▶ **What you need to do**
Find and copy lines holding "JSON".

*** Supplied material

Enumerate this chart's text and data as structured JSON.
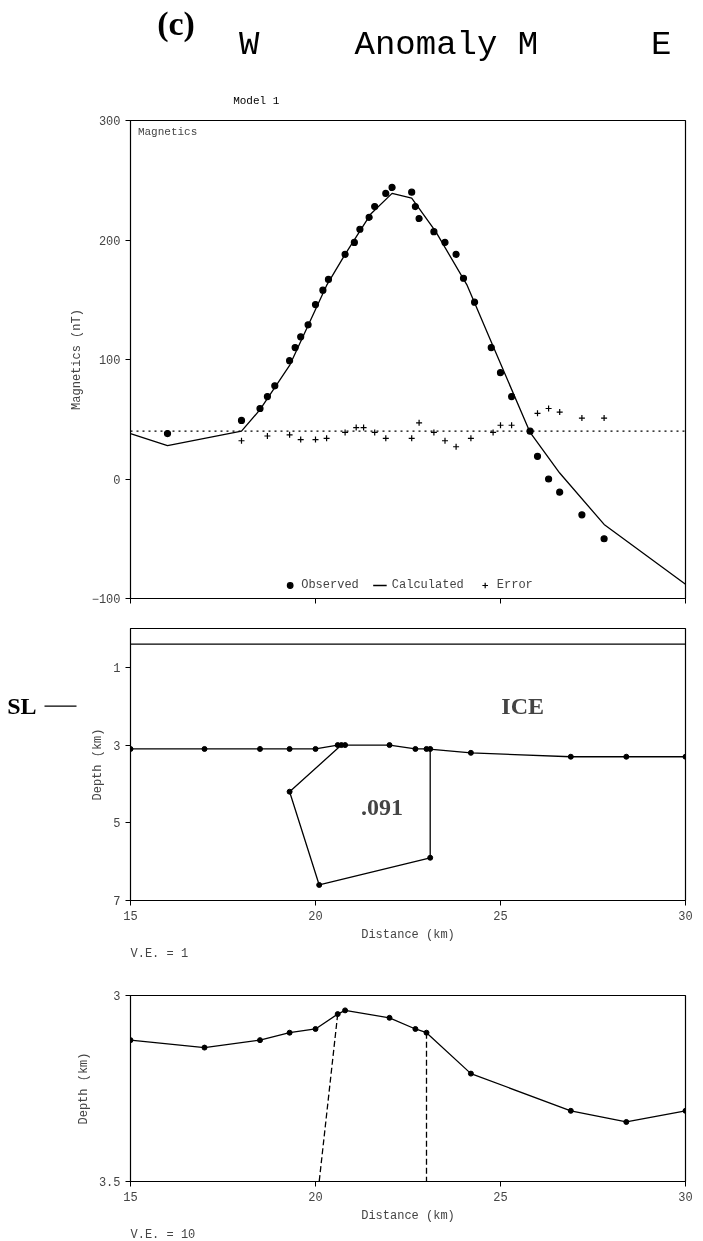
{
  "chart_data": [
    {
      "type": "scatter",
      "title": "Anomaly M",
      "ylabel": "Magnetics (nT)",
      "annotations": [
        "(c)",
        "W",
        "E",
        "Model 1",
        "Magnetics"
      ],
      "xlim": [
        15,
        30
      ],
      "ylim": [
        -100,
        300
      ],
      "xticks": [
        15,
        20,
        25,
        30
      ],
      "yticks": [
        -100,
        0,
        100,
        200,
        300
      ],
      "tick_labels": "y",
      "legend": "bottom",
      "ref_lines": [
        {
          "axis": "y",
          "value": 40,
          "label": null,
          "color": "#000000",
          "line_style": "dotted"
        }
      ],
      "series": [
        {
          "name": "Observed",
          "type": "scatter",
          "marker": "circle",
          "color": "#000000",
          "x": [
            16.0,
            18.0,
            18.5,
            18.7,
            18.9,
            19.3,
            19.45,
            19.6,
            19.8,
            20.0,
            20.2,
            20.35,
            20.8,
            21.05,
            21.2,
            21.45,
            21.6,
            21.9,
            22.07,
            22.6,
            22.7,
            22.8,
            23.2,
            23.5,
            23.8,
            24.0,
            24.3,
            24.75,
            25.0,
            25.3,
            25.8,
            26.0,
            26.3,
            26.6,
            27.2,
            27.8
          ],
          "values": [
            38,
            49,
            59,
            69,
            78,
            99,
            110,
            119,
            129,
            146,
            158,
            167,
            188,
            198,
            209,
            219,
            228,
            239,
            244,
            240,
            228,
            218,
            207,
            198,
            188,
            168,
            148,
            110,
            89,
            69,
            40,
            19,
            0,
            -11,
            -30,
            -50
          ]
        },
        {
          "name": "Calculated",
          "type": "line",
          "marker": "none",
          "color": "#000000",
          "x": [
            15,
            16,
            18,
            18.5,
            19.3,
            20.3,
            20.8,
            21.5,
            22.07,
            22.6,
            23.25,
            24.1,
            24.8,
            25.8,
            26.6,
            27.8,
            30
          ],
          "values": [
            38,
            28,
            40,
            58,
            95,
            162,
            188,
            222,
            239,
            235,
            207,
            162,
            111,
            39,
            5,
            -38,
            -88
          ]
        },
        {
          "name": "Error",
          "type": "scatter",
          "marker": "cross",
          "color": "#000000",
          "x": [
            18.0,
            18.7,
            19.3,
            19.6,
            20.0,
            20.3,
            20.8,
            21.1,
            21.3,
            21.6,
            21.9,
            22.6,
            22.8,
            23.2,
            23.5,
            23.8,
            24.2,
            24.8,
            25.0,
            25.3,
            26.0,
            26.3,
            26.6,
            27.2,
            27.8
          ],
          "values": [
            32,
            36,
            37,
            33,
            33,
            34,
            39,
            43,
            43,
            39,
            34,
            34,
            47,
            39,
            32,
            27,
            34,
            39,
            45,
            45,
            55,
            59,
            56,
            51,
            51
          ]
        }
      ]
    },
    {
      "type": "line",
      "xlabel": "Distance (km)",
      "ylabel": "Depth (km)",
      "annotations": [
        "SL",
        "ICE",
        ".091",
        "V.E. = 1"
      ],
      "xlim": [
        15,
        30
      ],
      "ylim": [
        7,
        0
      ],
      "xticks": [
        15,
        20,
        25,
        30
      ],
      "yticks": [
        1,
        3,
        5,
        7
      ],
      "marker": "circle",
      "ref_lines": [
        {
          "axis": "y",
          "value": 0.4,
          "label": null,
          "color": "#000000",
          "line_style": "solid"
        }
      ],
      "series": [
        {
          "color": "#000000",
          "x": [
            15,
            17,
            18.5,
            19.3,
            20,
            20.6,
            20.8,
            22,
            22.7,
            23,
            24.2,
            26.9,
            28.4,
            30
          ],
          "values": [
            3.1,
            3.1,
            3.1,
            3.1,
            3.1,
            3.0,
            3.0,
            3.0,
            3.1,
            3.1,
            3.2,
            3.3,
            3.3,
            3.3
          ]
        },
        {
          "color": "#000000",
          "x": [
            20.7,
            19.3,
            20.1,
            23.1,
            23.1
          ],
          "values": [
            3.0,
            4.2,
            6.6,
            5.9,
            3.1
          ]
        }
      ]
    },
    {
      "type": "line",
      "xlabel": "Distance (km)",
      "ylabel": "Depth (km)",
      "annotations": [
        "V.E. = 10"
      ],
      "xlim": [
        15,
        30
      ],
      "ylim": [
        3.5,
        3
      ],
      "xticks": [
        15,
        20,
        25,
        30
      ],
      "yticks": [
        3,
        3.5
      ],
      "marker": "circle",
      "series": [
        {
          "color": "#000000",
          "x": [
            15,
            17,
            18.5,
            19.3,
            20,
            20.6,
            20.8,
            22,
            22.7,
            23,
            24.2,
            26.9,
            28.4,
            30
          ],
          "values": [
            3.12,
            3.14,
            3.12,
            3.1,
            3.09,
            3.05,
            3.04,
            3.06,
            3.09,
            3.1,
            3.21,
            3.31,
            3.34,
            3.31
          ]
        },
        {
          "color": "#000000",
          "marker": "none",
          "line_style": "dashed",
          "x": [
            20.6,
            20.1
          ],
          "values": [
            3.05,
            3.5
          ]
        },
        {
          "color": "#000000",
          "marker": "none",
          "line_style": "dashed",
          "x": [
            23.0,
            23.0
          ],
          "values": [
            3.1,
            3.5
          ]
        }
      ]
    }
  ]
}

******
*** Supplied material

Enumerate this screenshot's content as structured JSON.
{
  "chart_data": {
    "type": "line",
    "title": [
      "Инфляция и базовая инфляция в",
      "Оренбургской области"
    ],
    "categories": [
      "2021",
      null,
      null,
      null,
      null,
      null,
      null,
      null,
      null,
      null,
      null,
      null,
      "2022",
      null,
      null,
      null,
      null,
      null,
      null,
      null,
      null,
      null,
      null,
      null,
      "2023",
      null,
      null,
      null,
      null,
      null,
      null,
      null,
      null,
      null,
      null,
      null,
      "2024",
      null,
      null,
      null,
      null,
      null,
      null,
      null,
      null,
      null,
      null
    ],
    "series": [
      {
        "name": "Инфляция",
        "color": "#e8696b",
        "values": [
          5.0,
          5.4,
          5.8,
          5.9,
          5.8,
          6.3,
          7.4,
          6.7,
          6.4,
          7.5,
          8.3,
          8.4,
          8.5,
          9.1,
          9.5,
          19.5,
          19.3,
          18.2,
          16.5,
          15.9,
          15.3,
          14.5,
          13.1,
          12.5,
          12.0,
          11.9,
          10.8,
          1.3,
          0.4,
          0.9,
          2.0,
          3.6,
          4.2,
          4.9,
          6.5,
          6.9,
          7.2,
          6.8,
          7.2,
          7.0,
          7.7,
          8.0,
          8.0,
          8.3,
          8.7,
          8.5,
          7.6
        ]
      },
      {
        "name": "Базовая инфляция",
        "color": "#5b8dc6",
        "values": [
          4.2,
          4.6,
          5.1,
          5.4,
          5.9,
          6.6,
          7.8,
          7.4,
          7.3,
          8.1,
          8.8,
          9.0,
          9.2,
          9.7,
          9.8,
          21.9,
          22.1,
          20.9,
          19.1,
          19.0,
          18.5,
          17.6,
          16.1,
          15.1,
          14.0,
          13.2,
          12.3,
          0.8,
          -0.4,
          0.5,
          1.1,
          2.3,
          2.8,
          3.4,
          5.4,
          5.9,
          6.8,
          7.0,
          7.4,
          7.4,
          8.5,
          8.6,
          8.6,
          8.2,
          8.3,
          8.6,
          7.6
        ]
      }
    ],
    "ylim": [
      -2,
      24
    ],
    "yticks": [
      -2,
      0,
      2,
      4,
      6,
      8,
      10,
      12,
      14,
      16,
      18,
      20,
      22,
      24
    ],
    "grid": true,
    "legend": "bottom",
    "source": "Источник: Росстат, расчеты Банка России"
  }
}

******

▶ **Exercise answer**
Enumerate this chart's text and data as structured JSON.
Enumerate this screenshot's content as structured JSON.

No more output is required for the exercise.